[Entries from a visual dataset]

((

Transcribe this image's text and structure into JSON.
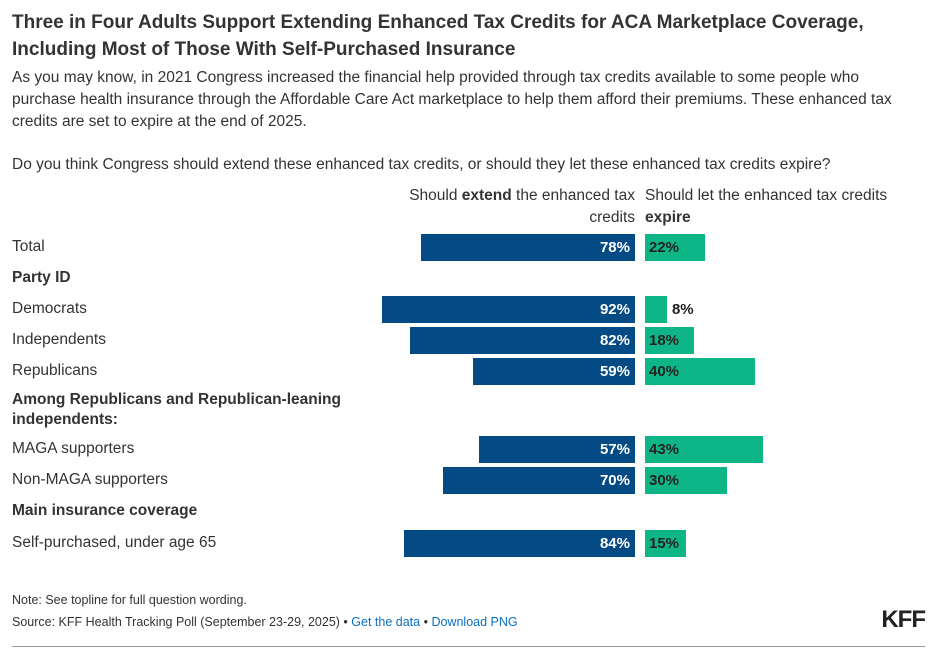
{
  "title": "Three in Four Adults Support Extending Enhanced Tax Credits for ACA Marketplace Coverage, Including Most of Those With Self-Purchased Insurance",
  "intro": "As you may know, in 2021 Congress increased the financial help provided through tax credits available to some people who purchase health insurance through the Affordable Care Act marketplace to help them afford their premiums. These enhanced tax credits are set to expire at the end of 2025.",
  "question": "Do you think Congress should extend these enhanced tax credits, or should they let these enhanced tax credits expire?",
  "headers": {
    "left_pre": "Should ",
    "left_bold": "extend",
    "left_post": " the enhanced tax credits",
    "right_pre": "Should let the enhanced tax credits ",
    "right_bold": "expire"
  },
  "footer": {
    "note": "Note: See topline for full question wording.",
    "source": "Source: KFF Health Tracking Poll (September 23-29, 2025) •",
    "get_data": "Get the data",
    "sep": "•",
    "download": "Download PNG",
    "logo": "KFF"
  },
  "colors": {
    "extend": "#044a84",
    "expire": "#0db587"
  },
  "chart_data": {
    "type": "bar",
    "orientation": "horizontal-diverging",
    "series": [
      {
        "name": "Should extend the enhanced tax credits"
      },
      {
        "name": "Should let the enhanced tax credits expire"
      }
    ],
    "rows": [
      {
        "label": "Total",
        "extend": 78,
        "expire": 22
      },
      {
        "group": "Party ID"
      },
      {
        "label": "Democrats",
        "extend": 92,
        "expire": 8
      },
      {
        "label": "Independents",
        "extend": 82,
        "expire": 18
      },
      {
        "label": "Republicans",
        "extend": 59,
        "expire": 40
      },
      {
        "group": "Among Republicans and Republican-leaning independents:"
      },
      {
        "label": "MAGA supporters",
        "extend": 57,
        "expire": 43
      },
      {
        "label": "Non-MAGA supporters",
        "extend": 70,
        "expire": 30
      },
      {
        "group": "Main insurance coverage"
      },
      {
        "label": "Self-purchased, under age 65",
        "extend": 84,
        "expire": 15
      }
    ]
  }
}
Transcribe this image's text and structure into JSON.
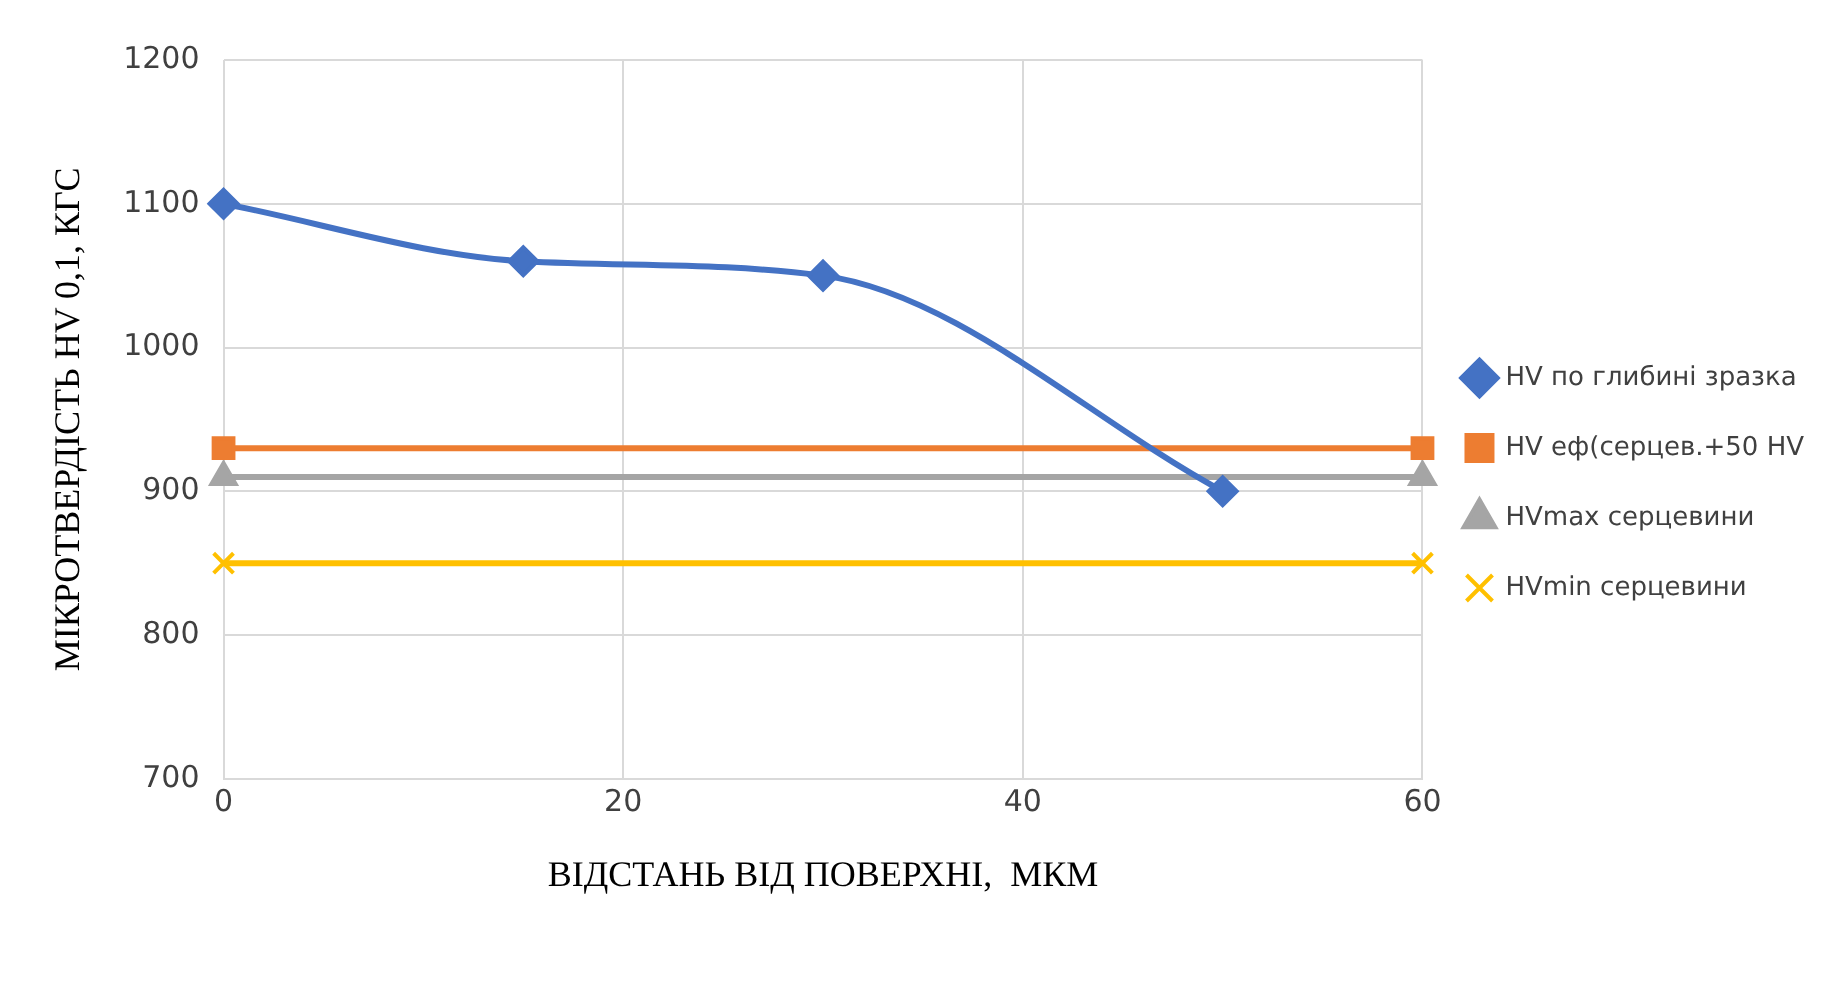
{
  "chart_data": {
    "type": "line",
    "xlabel": "ВІДСТАНЬ ВІД ПОВЕРХНІ,  МКМ",
    "ylabel": "МІКРОТВЕРДІСТЬ HV 0,1, КГС",
    "xlim": [
      0,
      60
    ],
    "xticks": [
      0,
      20,
      40,
      60
    ],
    "ylim": [
      700,
      1200
    ],
    "yticks": [
      700,
      800,
      900,
      1000,
      1100,
      1200
    ],
    "grid": true,
    "legend": "right",
    "series": [
      {
        "name": "HV по глибині зразка",
        "color": "#4472c4",
        "marker": "diamond",
        "x": [
          0,
          15,
          30,
          50
        ],
        "values": [
          1100,
          1060,
          1050,
          900
        ]
      },
      {
        "name": "HV еф(серцев.+50 HV",
        "color": "#ed7d31",
        "marker": "square",
        "x": [
          0,
          60
        ],
        "values": [
          930,
          930
        ]
      },
      {
        "name": "HVmax серцевини",
        "color": "#a5a5a5",
        "marker": "triangle",
        "x": [
          0,
          60
        ],
        "values": [
          910,
          910
        ]
      },
      {
        "name": "HVmin серцевини",
        "color": "#ffc000",
        "marker": "cross",
        "x": [
          0,
          60
        ],
        "values": [
          850,
          850
        ]
      }
    ]
  }
}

))

_WORK TO COMPLETE_
Find the string "group" in the listing and return every line that holds it.

_EXERCISE RESULT_
        "group": "Party ID"
        "group": "Among Republicans and Republican-leaning independents:"
        "group": "Main insurance coverage"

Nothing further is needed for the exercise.